§ **Set exercise 1**:
In the market discussion transcript, roughly what share of U.S. GDP does Bob Lang say the consumer represents?
§ **Set exercise 2**:
Reproduce the market discussion transcript between "I think it comes" and "say that much.", inclusive.
§ **Set exercise 3**:
Write the next part of the market discussion transcript, picking up after its final sentence.

§ **Document extract**:
I suspect target would probably be closer to where Walmart is than Costco, right? Chris?

 

Chris Versace  17:25

Yeah, I think that's right. I think that's right. So, so the one that I'll be watching this week is not one that either of you've mentioned or one we've talked about. It's going to be William Sonoma, and the only reason for that is because their consumer tends to skew higher. And I want to see you know, are they putting up the comps that people think that they are? Are they still seeing people shop? What's their outlook? And then I kind of, you know, want to compare that to some of the names that we have mentioned, just to see where are consumers continuing to shop? I will share too. I think the biggest risk that we see is something that you touched on Lindsay, is that these companies deliver good results for the July quarter, but they don't change their guidance for the full year, which means the back half of the year is probably a little weaker than expected. So we're going to have to do some analyst math. I think Bob put it all together. What does it mean?

 

Bob Lang  18:20

Yeah, it just means that we have to be paying very, very close attention to the consumer data. The retail sales really hit at the heart of where the consumer is in the economy. The consumer represents about 70% of the GDP for the United States. And we want to really have a good idea of if that growth is continuing now. And yeah, we did see that strong retail sales last month. And you know, it may slow down for the August reading, which comes out in September, and which is just out before the next Federal Reserve meeting, which comes out the middle, towards the end of September. So I think the Fed as a committee, is looking at the growth of the economy. They're looking at inflation, they're looking at jobs. And I think Lindsey said it best last week is as long as the consumer, or long as the average American has a job, they're going to continue to spend I mean, my paraphrase you there, Lindsey, but I think that's kind of what you mentioned last week. And I think it's very right and very appropriate to talk about that, but you got to pay attention to what the consumer is doing.

 

Chris Versace  19:20

I think it comes down to degrees. You know, if they are going to spend nothing, to spend more, they're going to spend less. And as we're talking it looks like they're spending less, but you you almost had a perfect segway there, Bob, to our second topic. When you were talking about the Fed, everybody knows that. You know the market has been pricing in various rate cuts. Some think the Fed will start in September with 25 some still think that they may open the door to a 50 basis point rate cut, but in my opinion, that makes what Fed Chair Powell is going to say Friday at Jackson Hole very important, and yet, I don't think he's going to say that much.

§ **Supplied data**:
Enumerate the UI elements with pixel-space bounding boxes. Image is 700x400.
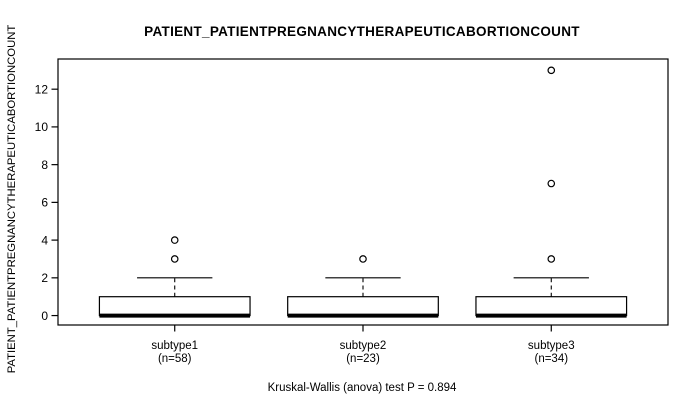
y-tick-label: 2 bbox=[41, 271, 48, 285]
chart-title: PATIENT_PATIENTPREGNANCYTHERAPEUTICABORT… bbox=[144, 24, 580, 39]
box bbox=[287, 296, 439, 317]
y-tick-label: 12 bbox=[35, 82, 49, 96]
group-label: subtype1 bbox=[151, 340, 198, 352]
outlier-point bbox=[170, 255, 179, 263]
group-count-label: (n=23) bbox=[346, 353, 380, 365]
stat-test-caption: Kruskal-Wallis (anova) test P = 0.894 bbox=[268, 382, 457, 394]
y-tick-label: 10 bbox=[35, 120, 49, 134]
box bbox=[475, 296, 628, 317]
outlier-point bbox=[359, 255, 367, 263]
outlier-point bbox=[170, 236, 179, 244]
group-label: subtype2 bbox=[340, 340, 387, 352]
outlier-point bbox=[547, 179, 556, 188]
y-tick-label: 6 bbox=[41, 196, 48, 210]
y-axis-title: PATIENT_PATIENTPREGNANCYTHERAPEUTICABORT… bbox=[6, 25, 18, 374]
y-tick-label: 0 bbox=[41, 309, 48, 323]
plot-area: 0 2 4 6 8 10 12 subtype1(n=58) subtype2(n=23) sub… bbox=[35, 58, 669, 365]
box bbox=[98, 296, 251, 317]
group-count-label: (n=58) bbox=[158, 353, 192, 365]
plot-frame bbox=[57, 58, 669, 326]
group-count-label: (n=34) bbox=[534, 353, 568, 365]
group-label: subtype3 bbox=[528, 340, 575, 352]
outlier-point bbox=[547, 255, 556, 263]
y-tick-label: 4 bbox=[41, 233, 48, 247]
y-tick-label: 8 bbox=[41, 158, 48, 172]
outlier-point bbox=[547, 66, 556, 75]
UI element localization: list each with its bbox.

§ **Exercise result 1**:
About 70%.

§ **Exercise result 2**:
I think it comes down to degrees. You know, if they are going to spend nothing, to spend more, they're going to spend less. And as we're talking it looks like they're spending less, but you you almost had a perfect segway there, Bob, to our second topic. When you were talking about the Fed, everybody knows that. You know the market has been pricing in various rate cuts. Some think the Fed will start in September with 25 some still think that they may open the door to a 50 basis point rate cut, but in my opinion, that makes what Fed Chair Powell is going to say Friday at Jackson Hole very important, and yet, I don't think he's going to say that much.

§ **Exercise result 3**:
Lindsey Bell  19:56

I agree with you, Chris. I don't think he's going to say that much, but I will say you. I also agree with your your point on it being important. In fact, I think this speech combined with the September meeting is actually going to be quite consequential for Powell and the Fed in terms of reputation and credibility. Forget the transitory mistake. We are at a very look like I think this is now their time to either or shine or screw it up in a big way. And you don't know where they're going to land, because the it's a fine needle that needs to be threat like, yeah, yeah, no. They talk about, I mean, just to go over, what we quickly know is like, they'll say inflation has eased substantially, which it has from 9% right? But that that rate of decline has stalled out, and there's some sticky parts like, like shelter and auto insurance has remained very sticky. And then you've got the the job situation is it, it's starting to weaken. We're going to get revisions on Wednesday of this week that are expected to be pretty bad. So, and that's a mill, up to a million jobs.

 

Chris Versace  21:06

That's a crazy number. And at the same time, not, not, not to steal your thunder, Lindsay, but you know, you look over the last couple days, disco, right, announced layoffs, MasterCard announced layoffs. And there's, you know, a sea of, I would say, see, but a growing list of other companies that are announcing layoffs as well, Cisco, for example, Intel came out, and again, some others out there. So I do think that the employment situation is going to come to the forefront of the conversation. But you know, Bob, I watch Powell talk and testify in front of Congress, he doesn't give anything up, right? He always talks about, we're in between meetings. Wouldn't it be appropriate to comment? He says the data is getting better. I agree with Lindsay. I think he's going to come out and say that they have more confidence, more comfort in starting a rate cutting cycle. But I still think he's going to keep his cards super close to the vest, even if everybody knows it.

 

Bob Lang  22:04

I agree with that Chris and I think that chair Powell will be coming out and basically reiterating the same thing he said in July, at the end of July, at the last meeting. Of course, you know, this week, we're going to be getting the reading on the on the minutes from that meeting, uh, midweek, so we'll be, uh, digest.

 

Chris Versace  22:21

Nobody cares. Nobody cares.

 

Bob Lang  22:23

I do.

 

Chris Versace  22:25

It's the past  look. I might read the Costco monthly retail sales reports, but no one is going to read this report. And I will tell you why, because we've had more recent inflation data, other economic data. We've had a couple fed heads come out Bostic in particular. So I look, will I read it? Yeah, I'll skim it, but it's going to be a non event. Bob.

 

Bob Lang  22:46

Fair enough. Chris, but you know, as I'm a Fed nerd, and you know that, and I've been following the Fed for years and years and years, I will be reading it with my first cup of coffee or a second cup of coffee during the day, and enjoying what I'm reading, as I know-

 

Chris Versace  23:04

Wait you have your second cup of coffee at 2pm in the afternoon.

 

Bob Lang  23:09

Well, it's a big cup of coffee.

 

Chris Versace  23:11

You are woefully under caffeinated and not supporting Starbucks at all.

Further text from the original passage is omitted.